→ **Requirement**: Pull out each line in the entries below that contains the word "skull".

Entries drawn from a collection:
--------------------

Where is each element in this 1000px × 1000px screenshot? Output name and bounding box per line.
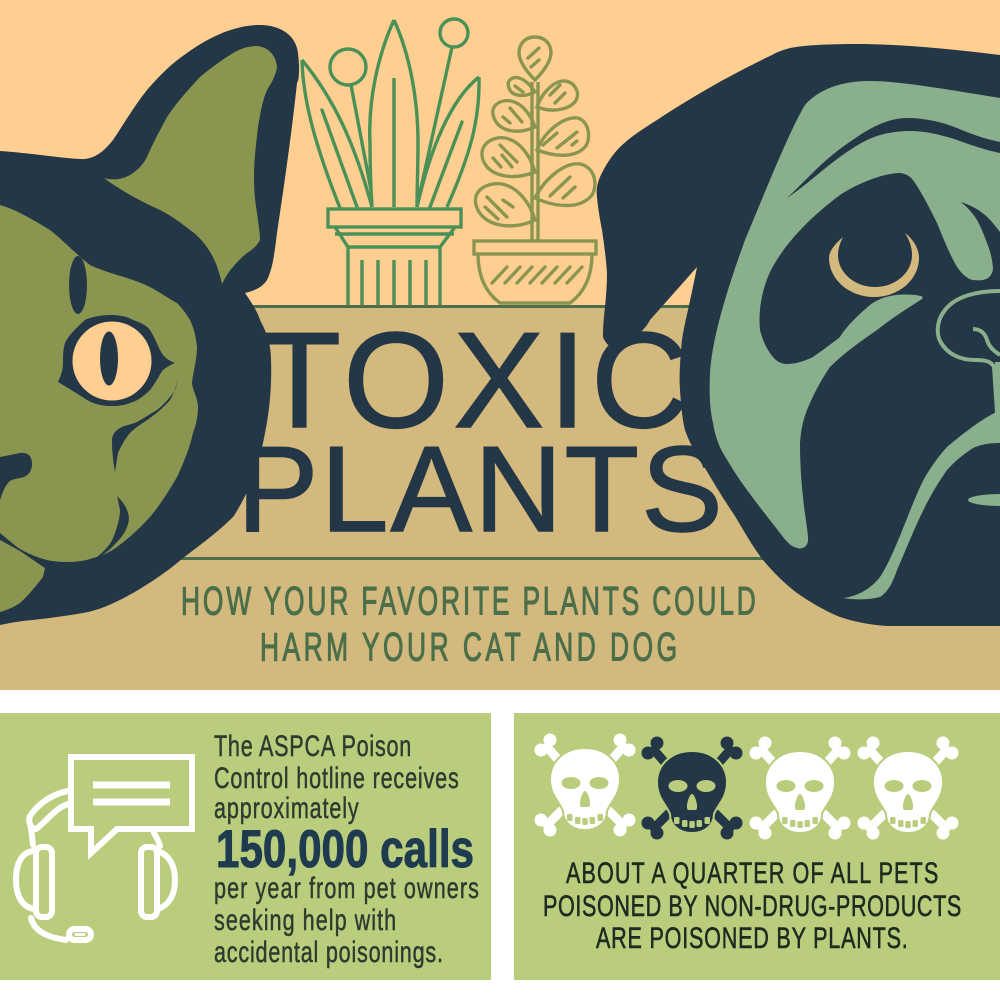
- plant: snake plant in column pot: [302, 19, 479, 305]
- hotline text: 150,000 calls: [216, 820, 474, 879]
- dog brow wrinkle: [787, 118, 1000, 198]
- title: [237, 304, 725, 557]
- icon: headset with speech bubble: [16, 757, 192, 940]
- poisoning statistic text: POISONED BY NON-DRUG-PRODUCTS: [543, 888, 961, 923]
- cat face: [0, 205, 198, 562]
- poisoning statistic text: [543, 855, 961, 955]
- cat eye: [58, 315, 175, 406]
- cat chin: [0, 540, 45, 612]
- hotline text: accidental poisonings.: [214, 934, 443, 969]
- panel: hotline calls: [0, 713, 491, 980]
- dog illustration: [597, 44, 1000, 626]
- cat outline: [0, 25, 299, 625]
- dog muzzle side: [995, 362, 1000, 413]
- icon: white skull 4: [858, 736, 958, 840]
- icon: white skull 3: [750, 736, 850, 840]
- header background: [0, 0, 1000, 690]
- panel: poisoned by plants: [514, 713, 1000, 980]
- title: PLANTS: [237, 421, 725, 557]
- dog nose outline: [938, 291, 1000, 412]
- hotline text: approximately: [214, 790, 359, 825]
- dog face: [710, 81, 1000, 548]
- dog head outline: [597, 44, 1000, 626]
- poisoning statistic text: ABOUT A QUARTER OF ALL PETS: [566, 855, 938, 890]
- cat cheek lines: [93, 378, 177, 560]
- hotline text: [214, 728, 479, 969]
- hotline text: The ASPCA Poison: [214, 728, 411, 763]
- subtitle: HARM YOUR CAT AND DOG: [260, 625, 677, 670]
- subtitle: [181, 579, 756, 670]
- poisoning statistic text: ARE POISONED BY PLANTS.: [596, 920, 908, 955]
- hotline text: per year from pet owners: [214, 870, 479, 905]
- cat illustration: [0, 25, 299, 625]
- plant: round-leaf plant in bowl: [474, 37, 596, 303]
- dog mouth: [968, 494, 1000, 506]
- cat nose: [0, 453, 32, 500]
- dog eye: [829, 233, 919, 297]
- icon: dark skull: [642, 736, 742, 840]
- cat ear: [104, 46, 277, 284]
- hotline text: seeking help with: [214, 902, 396, 937]
- title: TOXIC: [258, 304, 694, 456]
- hotline text: Control hotline receives: [214, 760, 459, 795]
- cat forehead mark: [69, 256, 87, 314]
- icon: white skull 1: [534, 734, 636, 836]
- subtitle: HOW YOUR FAVORITE PLANTS COULD: [181, 579, 756, 624]
- dog jowl line: [843, 410, 1000, 599]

--------------------

→ **Worked answer**:
- icon: white skull 4: [858, 736, 958, 840]
- icon: white skull 3: [750, 736, 850, 840]
- icon: dark skull: [642, 736, 742, 840]
- icon: white skull 1: [534, 734, 636, 836]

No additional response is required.